WHAT TO WORK ON: Please recast every line of the items below as a numbered list, leaving out any blank lines.

Boxed element entries:
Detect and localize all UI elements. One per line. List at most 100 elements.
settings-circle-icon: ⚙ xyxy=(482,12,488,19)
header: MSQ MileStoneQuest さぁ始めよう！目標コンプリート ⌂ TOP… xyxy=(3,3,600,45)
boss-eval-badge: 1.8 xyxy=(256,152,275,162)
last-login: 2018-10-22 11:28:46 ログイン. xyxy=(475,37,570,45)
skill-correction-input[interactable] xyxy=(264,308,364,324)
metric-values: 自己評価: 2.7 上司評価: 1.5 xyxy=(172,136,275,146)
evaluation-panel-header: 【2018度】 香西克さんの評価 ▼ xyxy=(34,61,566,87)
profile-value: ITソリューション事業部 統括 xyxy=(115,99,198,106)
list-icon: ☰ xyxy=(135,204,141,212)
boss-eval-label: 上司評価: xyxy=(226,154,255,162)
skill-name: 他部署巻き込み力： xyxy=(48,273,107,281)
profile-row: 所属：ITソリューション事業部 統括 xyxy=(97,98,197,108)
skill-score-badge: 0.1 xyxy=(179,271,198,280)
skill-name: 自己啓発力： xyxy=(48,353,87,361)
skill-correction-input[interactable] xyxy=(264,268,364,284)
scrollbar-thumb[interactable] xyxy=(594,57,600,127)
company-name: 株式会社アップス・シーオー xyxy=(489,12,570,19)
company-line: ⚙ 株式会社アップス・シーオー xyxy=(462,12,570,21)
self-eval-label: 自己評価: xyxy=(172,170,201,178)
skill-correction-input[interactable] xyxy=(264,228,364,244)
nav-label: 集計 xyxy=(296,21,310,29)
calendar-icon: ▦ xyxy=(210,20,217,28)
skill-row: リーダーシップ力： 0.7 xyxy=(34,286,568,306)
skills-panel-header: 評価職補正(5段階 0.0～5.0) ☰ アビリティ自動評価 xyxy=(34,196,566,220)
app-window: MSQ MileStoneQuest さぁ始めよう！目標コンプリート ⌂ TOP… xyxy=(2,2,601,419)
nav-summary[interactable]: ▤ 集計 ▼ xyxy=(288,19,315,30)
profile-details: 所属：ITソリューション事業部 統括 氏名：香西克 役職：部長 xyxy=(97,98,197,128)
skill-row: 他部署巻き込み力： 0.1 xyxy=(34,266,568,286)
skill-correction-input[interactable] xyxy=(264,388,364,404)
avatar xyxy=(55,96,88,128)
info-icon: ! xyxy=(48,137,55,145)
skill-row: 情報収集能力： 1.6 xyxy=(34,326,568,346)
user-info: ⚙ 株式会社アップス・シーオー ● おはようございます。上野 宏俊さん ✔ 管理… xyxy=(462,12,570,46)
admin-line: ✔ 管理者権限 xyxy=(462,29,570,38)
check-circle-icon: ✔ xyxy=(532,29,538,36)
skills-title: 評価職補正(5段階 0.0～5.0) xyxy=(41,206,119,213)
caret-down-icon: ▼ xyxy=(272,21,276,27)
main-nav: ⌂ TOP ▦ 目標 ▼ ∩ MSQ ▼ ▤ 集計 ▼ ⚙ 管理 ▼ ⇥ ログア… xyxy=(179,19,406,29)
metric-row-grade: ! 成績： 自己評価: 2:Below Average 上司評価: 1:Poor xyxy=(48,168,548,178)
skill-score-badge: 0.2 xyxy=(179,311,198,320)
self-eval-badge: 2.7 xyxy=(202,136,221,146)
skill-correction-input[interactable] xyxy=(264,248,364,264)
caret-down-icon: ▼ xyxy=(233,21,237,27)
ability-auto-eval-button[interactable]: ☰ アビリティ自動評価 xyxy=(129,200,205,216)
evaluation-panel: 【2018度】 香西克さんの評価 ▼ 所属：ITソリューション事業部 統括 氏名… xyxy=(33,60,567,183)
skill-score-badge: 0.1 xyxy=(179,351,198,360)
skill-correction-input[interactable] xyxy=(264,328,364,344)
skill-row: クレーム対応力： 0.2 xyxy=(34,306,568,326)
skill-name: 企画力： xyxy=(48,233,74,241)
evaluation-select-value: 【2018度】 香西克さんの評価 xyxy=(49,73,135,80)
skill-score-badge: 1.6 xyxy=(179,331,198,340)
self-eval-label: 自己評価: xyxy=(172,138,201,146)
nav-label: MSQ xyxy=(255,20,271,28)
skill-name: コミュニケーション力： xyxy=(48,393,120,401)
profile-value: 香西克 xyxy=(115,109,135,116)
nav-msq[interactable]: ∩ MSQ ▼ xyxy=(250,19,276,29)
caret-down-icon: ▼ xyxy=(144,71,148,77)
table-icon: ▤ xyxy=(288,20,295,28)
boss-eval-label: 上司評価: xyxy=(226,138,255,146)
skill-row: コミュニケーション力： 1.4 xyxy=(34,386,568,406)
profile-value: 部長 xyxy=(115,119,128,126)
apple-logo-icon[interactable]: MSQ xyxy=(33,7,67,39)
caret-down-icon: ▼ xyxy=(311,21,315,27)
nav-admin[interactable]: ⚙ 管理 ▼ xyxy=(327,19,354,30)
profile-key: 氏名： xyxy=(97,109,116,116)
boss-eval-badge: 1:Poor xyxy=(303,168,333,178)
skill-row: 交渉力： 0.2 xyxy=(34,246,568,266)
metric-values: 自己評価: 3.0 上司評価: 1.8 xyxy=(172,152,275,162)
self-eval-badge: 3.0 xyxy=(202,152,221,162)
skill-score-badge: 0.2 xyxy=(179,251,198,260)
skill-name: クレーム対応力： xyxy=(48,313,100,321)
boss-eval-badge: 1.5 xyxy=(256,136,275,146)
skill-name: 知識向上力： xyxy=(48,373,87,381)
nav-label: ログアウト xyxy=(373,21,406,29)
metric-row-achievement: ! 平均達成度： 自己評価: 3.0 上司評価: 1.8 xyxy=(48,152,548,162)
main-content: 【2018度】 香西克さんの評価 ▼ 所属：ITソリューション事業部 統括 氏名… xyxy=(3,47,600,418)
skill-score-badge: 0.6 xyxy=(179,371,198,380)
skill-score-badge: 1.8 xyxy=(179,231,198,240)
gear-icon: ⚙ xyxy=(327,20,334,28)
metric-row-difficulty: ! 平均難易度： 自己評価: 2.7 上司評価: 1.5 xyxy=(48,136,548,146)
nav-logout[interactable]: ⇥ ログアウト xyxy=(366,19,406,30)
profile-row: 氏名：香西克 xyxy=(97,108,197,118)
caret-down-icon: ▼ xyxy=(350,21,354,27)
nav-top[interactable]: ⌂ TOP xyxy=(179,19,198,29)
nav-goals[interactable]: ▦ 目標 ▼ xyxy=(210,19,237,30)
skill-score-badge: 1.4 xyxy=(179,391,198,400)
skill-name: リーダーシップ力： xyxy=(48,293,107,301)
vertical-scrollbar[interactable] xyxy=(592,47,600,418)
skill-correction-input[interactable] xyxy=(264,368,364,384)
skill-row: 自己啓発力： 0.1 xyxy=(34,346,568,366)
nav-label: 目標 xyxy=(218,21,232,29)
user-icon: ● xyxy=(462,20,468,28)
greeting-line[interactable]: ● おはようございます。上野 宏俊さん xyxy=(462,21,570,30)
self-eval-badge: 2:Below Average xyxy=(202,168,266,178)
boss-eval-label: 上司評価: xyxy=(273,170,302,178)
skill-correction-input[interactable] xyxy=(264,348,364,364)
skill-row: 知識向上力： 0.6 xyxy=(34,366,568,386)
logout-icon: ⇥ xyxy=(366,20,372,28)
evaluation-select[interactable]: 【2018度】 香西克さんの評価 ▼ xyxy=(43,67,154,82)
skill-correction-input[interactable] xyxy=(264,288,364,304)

RESPONSE BELOW:
1. Detect and localize all UI elements. One per line. List at most 100 elements.
2. settings-circle-icon: ⚙ xyxy=(482,12,488,19)
3. header: MSQ MileStoneQuest さぁ始めよう！目標コンプリート ⌂ TOP… xyxy=(3,3,600,45)
4. boss-eval-badge: 1.8 xyxy=(256,152,275,162)
5. last-login: 2018-10-22 11:28:46 ログイン. xyxy=(475,37,570,45)
6. skill-correction-input[interactable] xyxy=(264,308,364,324)
7. metric-values: 自己評価: 2.7 上司評価: 1.5 xyxy=(172,136,275,146)
8. evaluation-panel-header: 【2018度】 香西克さんの評価 ▼ xyxy=(34,61,566,87)
9. profile-value: ITソリューション事業部 統括 xyxy=(115,99,198,106)
10. list-icon: ☰ xyxy=(135,204,141,212)
11. boss-eval-label: 上司評価: xyxy=(226,154,255,162)
12. skill-name: 他部署巻き込み力： xyxy=(48,273,107,281)
13. profile-row: 所属：ITソリューション事業部 統括 xyxy=(97,98,197,108)
14. skill-score-badge: 0.1 xyxy=(179,271,198,280)
15. skill-name: 自己啓発力： xyxy=(48,353,87,361)
16. skill-correction-input[interactable] xyxy=(264,268,364,284)
17. scrollbar-thumb[interactable] xyxy=(594,57,600,127)
18. company-name: 株式会社アップス・シーオー xyxy=(489,12,570,19)
19. company-line: ⚙ 株式会社アップス・シーオー xyxy=(462,12,570,21)
20. self-eval-label: 自己評価: xyxy=(172,170,201,178)
21. skill-correction-input[interactable] xyxy=(264,228,364,244)
22. nav-label: 集計 xyxy=(296,21,310,29)
23. calendar-icon: ▦ xyxy=(210,20,217,28)
24. skill-row: リーダーシップ力： 0.7 xyxy=(34,286,568,306)
25. skills-panel-header: 評価職補正(5段階 0.0～5.0) ☰ アビリティ自動評価 xyxy=(34,196,566,220)
26. app-window: MSQ MileStoneQuest さぁ始めよう！目標コンプリート ⌂ TOP… xyxy=(2,2,601,419)
27. nav-summary[interactable]: ▤ 集計 ▼ xyxy=(288,19,315,30)
28. profile-details: 所属：ITソリューション事業部 統括 氏名：香西克 役職：部長 xyxy=(97,98,197,128)
29. skill-row: 他部署巻き込み力： 0.1 xyxy=(34,266,568,286)
30. skill-correction-input[interactable] xyxy=(264,388,364,404)
31. avatar xyxy=(55,96,88,128)
32. info-icon: ! xyxy=(48,137,55,145)
33. skill-row: 情報収集能力： 1.6 xyxy=(34,326,568,346)
34. user-info: ⚙ 株式会社アップス・シーオー ● おはようございます。上野 宏俊さん ✔ 管理… xyxy=(462,12,570,46)
35. admin-line: ✔ 管理者権限 xyxy=(462,29,570,38)
36. check-circle-icon: ✔ xyxy=(532,29,538,36)
37. skills-title: 評価職補正(5段階 0.0～5.0) xyxy=(41,206,119,213)
38. caret-down-icon: ▼ xyxy=(272,21,276,27)
39. main-nav: ⌂ TOP ▦ 目標 ▼ ∩ MSQ ▼ ▤ 集計 ▼ ⚙ 管理 ▼ ⇥ ログア… xyxy=(179,19,406,29)
40. metric-row-grade: ! 成績： 自己評価: 2:Below Average 上司評価: 1:Poor xyxy=(48,168,548,178)
41. skill-score-badge: 0.2 xyxy=(179,311,198,320)
42. self-eval-badge: 2.7 xyxy=(202,136,221,146)
43. skill-correction-input[interactable] xyxy=(264,248,364,264)
44. caret-down-icon: ▼ xyxy=(233,21,237,27)
45. ability-auto-eval-button[interactable]: ☰ アビリティ自動評価 xyxy=(129,200,205,216)
46. evaluation-panel: 【2018度】 香西克さんの評価 ▼ 所属：ITソリューション事業部 統括 氏名… xyxy=(33,60,567,183)
47. skill-score-badge: 0.1 xyxy=(179,351,198,360)
48. skill-correction-input[interactable] xyxy=(264,328,364,344)
49. skill-row: クレーム対応力： 0.2 xyxy=(34,306,568,326)
50. skill-name: 企画力： xyxy=(48,233,74,241)
51. evaluation-select-value: 【2018度】 香西克さんの評価 xyxy=(49,73,135,80)
52. skill-score-badge: 1.6 xyxy=(179,331,198,340)
53. self-eval-label: 自己評価: xyxy=(172,138,201,146)
54. nav-label: MSQ xyxy=(255,20,271,28)
55. skill-name: コミュニケーション力： xyxy=(48,393,120,401)
56. profile-value: 香西克 xyxy=(115,109,135,116)
57. nav-msq[interactable]: ∩ MSQ ▼ xyxy=(250,19,276,29)
58. caret-down-icon: ▼ xyxy=(144,71,148,77)
59. table-icon: ▤ xyxy=(288,20,295,28)
60. boss-eval-label: 上司評価: xyxy=(226,138,255,146)
61. skill-row: コミュニケーション力： 1.4 xyxy=(34,386,568,406)
62. profile-value: 部長 xyxy=(115,119,128,126)
63. apple-logo-icon[interactable]: MSQ xyxy=(33,7,67,39)
64. caret-down-icon: ▼ xyxy=(311,21,315,27)
65. nav-admin[interactable]: ⚙ 管理 ▼ xyxy=(327,19,354,30)
66. profile-key: 氏名： xyxy=(97,109,116,116)
67. boss-eval-badge: 1:Poor xyxy=(303,168,333,178)
68. skill-row: 交渉力： 0.2 xyxy=(34,246,568,266)
69. metric-values: 自己評価: 3.0 上司評価: 1.8 xyxy=(172,152,275,162)
70. self-eval-badge: 3.0 xyxy=(202,152,221,162)
71. skill-score-badge: 0.2 xyxy=(179,251,198,260)
72. skill-name: クレーム対応力： xyxy=(48,313,100,321)
73. boss-eval-badge: 1.5 xyxy=(256,136,275,146)
74. skill-name: 知識向上力： xyxy=(48,373,87,381)
75. nav-label: ログアウト xyxy=(373,21,406,29)
76. metric-row-achievement: ! 平均達成度： 自己評価: 3.0 上司評価: 1.8 xyxy=(48,152,548,162)
77. main-content: 【2018度】 香西克さんの評価 ▼ 所属：ITソリューション事業部 統括 氏名… xyxy=(3,47,600,418)
78. skill-score-badge: 0.6 xyxy=(179,371,198,380)
79. skill-score-badge: 1.8 xyxy=(179,231,198,240)
80. gear-icon: ⚙ xyxy=(327,20,334,28)
81. metric-row-difficulty: ! 平均難易度： 自己評価: 2.7 上司評価: 1.5 xyxy=(48,136,548,146)
82. nav-logout[interactable]: ⇥ ログアウト xyxy=(366,19,406,30)
83. profile-row: 氏名：香西克 xyxy=(97,108,197,118)
84. caret-down-icon: ▼ xyxy=(350,21,354,27)
85. nav-top[interactable]: ⌂ TOP xyxy=(179,19,198,29)
86. nav-goals[interactable]: ▦ 目標 ▼ xyxy=(210,19,237,30)
87. skill-score-badge: 1.4 xyxy=(179,391,198,400)
88. skill-name: リーダーシップ力： xyxy=(48,293,107,301)
89. vertical-scrollbar[interactable] xyxy=(592,47,600,418)
90. skill-correction-input[interactable] xyxy=(264,368,364,384)
91. skill-row: 自己啓発力： 0.1 xyxy=(34,346,568,366)
92. nav-label: 目標 xyxy=(218,21,232,29)
93. user-icon: ● xyxy=(462,20,468,28)
94. greeting-line[interactable]: ● おはようございます。上野 宏俊さん xyxy=(462,21,570,30)
95. self-eval-badge: 2:Below Average xyxy=(202,168,266,178)
96. boss-eval-label: 上司評価: xyxy=(273,170,302,178)
97. skill-correction-input[interactable] xyxy=(264,348,364,364)
98. skill-row: 知識向上力： 0.6 xyxy=(34,366,568,386)
99. logout-icon: ⇥ xyxy=(366,20,372,28)
100. evaluation-select[interactable]: 【2018度】 香西克さんの評価 ▼ xyxy=(43,67,154,82)
101. skill-correction-input[interactable] xyxy=(264,288,364,304)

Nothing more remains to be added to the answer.